◆ Work to be completed:
Once you have checked the records that follow, state how many of their lines hold "Nasdaq", giving the number only.

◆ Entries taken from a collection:
####################
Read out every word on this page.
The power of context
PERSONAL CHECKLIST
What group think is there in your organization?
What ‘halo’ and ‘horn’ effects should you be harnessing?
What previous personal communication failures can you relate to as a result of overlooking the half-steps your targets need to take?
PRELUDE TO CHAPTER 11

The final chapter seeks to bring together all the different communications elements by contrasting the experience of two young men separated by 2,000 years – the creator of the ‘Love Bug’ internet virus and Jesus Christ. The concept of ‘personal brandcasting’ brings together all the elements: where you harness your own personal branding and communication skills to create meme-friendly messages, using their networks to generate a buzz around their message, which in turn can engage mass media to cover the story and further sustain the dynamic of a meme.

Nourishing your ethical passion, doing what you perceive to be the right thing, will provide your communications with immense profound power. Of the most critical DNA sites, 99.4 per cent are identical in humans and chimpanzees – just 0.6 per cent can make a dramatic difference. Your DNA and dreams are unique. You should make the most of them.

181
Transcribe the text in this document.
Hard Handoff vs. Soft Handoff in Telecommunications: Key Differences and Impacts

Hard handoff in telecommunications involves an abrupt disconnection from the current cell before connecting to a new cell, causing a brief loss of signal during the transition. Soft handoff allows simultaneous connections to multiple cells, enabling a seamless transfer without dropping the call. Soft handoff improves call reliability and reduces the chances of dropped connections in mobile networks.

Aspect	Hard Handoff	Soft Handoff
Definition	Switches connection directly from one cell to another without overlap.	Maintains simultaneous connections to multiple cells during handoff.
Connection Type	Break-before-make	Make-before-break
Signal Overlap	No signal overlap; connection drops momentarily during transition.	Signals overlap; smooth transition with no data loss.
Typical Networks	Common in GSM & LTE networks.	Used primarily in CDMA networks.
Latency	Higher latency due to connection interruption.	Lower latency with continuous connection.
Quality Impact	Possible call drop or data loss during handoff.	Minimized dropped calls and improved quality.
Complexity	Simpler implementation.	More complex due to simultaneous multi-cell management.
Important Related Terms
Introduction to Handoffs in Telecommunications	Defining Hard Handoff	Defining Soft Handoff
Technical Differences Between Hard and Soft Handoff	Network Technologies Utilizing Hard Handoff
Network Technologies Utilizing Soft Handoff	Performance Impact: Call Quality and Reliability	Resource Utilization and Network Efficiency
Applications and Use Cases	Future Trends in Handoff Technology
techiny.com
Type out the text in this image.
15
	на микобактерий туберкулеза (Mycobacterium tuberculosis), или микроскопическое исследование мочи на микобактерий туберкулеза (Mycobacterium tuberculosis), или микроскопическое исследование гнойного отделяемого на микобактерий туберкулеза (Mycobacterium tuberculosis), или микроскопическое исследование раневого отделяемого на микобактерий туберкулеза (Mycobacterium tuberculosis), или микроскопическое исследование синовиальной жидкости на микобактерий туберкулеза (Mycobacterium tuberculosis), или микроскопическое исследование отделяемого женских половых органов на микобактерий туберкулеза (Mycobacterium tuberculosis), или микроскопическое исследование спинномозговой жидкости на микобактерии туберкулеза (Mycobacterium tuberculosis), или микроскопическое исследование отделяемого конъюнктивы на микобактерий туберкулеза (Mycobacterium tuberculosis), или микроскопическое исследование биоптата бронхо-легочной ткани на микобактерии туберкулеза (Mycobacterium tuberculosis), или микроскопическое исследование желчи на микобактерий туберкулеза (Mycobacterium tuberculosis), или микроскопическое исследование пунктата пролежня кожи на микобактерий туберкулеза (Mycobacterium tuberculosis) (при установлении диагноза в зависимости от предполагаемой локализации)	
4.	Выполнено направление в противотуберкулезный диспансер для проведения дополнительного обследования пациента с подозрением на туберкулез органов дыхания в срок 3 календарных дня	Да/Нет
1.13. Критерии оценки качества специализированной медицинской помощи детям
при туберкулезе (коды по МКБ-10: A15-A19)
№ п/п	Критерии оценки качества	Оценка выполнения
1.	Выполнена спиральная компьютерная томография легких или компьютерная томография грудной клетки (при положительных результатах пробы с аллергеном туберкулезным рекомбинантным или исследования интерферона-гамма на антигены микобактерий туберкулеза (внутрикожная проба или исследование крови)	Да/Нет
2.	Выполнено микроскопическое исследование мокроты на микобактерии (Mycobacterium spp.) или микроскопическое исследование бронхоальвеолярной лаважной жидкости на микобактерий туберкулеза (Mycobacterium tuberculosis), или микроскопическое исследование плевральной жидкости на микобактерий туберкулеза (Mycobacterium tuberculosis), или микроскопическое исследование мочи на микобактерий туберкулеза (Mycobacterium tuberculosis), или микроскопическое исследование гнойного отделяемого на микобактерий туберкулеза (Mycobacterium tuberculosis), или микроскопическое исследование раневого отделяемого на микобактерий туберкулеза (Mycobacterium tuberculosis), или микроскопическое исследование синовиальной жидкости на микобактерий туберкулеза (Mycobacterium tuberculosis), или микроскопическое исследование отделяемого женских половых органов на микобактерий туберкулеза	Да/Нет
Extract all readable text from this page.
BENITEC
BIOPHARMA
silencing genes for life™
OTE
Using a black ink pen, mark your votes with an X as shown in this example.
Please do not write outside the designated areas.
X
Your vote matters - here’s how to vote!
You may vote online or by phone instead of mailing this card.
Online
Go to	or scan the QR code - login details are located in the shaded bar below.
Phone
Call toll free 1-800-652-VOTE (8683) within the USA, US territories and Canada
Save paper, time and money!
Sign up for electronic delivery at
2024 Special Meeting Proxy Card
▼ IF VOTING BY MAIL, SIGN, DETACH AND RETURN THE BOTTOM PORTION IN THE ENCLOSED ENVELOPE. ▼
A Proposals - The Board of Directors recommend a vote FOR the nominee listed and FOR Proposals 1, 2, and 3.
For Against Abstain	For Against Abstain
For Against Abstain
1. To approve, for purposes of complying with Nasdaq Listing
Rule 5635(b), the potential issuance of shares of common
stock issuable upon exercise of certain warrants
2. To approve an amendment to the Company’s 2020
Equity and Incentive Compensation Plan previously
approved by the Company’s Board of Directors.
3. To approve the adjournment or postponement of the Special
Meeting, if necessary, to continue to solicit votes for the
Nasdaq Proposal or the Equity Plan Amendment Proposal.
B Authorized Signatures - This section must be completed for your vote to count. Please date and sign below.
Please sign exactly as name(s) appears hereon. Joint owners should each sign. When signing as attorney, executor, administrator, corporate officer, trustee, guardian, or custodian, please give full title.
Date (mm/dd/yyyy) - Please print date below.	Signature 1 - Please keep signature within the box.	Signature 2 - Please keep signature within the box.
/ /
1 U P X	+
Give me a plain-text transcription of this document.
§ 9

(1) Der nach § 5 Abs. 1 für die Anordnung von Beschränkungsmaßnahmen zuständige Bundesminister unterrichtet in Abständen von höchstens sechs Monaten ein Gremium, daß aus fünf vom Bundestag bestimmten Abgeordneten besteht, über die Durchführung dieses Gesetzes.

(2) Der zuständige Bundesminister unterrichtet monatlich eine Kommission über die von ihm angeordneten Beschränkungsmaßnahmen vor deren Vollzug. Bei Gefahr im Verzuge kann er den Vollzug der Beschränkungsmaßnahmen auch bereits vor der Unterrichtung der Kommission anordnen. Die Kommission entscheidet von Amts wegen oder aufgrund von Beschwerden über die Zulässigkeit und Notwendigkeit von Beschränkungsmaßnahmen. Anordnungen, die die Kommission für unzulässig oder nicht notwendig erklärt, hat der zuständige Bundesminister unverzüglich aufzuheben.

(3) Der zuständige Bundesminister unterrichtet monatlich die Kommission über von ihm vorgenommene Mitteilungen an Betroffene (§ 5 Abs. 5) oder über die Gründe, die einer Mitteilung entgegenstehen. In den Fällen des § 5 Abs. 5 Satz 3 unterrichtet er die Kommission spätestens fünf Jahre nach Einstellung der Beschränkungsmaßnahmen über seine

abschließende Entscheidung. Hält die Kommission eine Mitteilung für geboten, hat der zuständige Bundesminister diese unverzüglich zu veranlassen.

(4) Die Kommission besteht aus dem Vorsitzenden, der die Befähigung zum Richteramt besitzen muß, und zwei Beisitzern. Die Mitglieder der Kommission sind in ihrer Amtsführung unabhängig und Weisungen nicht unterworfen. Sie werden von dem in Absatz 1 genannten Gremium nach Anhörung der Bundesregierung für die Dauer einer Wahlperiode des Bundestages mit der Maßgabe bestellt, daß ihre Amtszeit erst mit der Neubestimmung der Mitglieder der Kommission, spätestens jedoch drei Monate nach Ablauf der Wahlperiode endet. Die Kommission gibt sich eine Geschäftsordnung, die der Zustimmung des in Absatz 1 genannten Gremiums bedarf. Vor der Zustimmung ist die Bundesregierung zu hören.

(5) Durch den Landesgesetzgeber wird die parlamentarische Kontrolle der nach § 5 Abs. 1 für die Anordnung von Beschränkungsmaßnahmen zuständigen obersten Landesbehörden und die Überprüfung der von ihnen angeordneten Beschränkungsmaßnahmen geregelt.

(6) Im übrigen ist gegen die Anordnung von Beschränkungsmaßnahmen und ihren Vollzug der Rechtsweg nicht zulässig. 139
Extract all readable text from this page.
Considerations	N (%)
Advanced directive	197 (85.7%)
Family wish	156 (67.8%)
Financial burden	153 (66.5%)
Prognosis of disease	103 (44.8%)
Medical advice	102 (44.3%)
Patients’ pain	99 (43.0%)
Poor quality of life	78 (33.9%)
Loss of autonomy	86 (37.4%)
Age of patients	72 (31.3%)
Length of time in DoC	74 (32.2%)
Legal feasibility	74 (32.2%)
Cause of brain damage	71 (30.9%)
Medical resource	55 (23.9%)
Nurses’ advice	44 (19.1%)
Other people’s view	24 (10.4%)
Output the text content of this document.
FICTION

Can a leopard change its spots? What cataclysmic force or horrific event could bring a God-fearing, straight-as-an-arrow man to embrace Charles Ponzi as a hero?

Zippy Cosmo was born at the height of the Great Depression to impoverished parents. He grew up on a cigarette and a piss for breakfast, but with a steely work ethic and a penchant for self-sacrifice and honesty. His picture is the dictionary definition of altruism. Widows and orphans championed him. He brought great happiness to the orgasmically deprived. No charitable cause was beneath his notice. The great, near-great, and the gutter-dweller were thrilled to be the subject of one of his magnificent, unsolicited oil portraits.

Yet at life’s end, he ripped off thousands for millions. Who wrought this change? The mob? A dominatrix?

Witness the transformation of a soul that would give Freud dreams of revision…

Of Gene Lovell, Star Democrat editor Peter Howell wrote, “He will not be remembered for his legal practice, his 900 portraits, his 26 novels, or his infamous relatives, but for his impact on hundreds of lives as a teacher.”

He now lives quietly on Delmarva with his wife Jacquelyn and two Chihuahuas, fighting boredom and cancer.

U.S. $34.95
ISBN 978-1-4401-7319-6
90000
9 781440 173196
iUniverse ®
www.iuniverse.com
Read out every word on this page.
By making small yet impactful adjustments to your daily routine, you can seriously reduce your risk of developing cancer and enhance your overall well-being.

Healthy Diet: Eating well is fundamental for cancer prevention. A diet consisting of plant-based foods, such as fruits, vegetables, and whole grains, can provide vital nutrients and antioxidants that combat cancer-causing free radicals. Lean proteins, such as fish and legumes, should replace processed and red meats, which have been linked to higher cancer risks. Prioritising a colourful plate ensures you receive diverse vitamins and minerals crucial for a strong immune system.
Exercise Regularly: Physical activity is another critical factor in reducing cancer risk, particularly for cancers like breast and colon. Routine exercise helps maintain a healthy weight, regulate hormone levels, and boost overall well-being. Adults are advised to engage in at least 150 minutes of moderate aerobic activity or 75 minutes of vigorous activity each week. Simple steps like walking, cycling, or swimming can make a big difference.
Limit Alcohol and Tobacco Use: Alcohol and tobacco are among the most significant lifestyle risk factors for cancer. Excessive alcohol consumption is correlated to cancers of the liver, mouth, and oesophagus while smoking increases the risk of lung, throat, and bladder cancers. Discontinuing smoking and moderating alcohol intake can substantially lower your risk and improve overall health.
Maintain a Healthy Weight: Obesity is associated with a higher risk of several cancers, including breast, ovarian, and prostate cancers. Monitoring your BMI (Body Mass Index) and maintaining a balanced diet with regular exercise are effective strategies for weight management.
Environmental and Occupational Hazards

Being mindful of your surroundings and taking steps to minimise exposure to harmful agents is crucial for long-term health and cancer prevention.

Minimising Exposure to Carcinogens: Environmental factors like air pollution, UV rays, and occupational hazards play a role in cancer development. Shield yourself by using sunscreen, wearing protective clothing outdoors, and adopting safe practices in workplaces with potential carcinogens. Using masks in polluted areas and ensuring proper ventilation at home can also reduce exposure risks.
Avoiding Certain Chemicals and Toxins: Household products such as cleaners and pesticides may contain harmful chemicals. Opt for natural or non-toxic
####################
◆ Result of the task:
2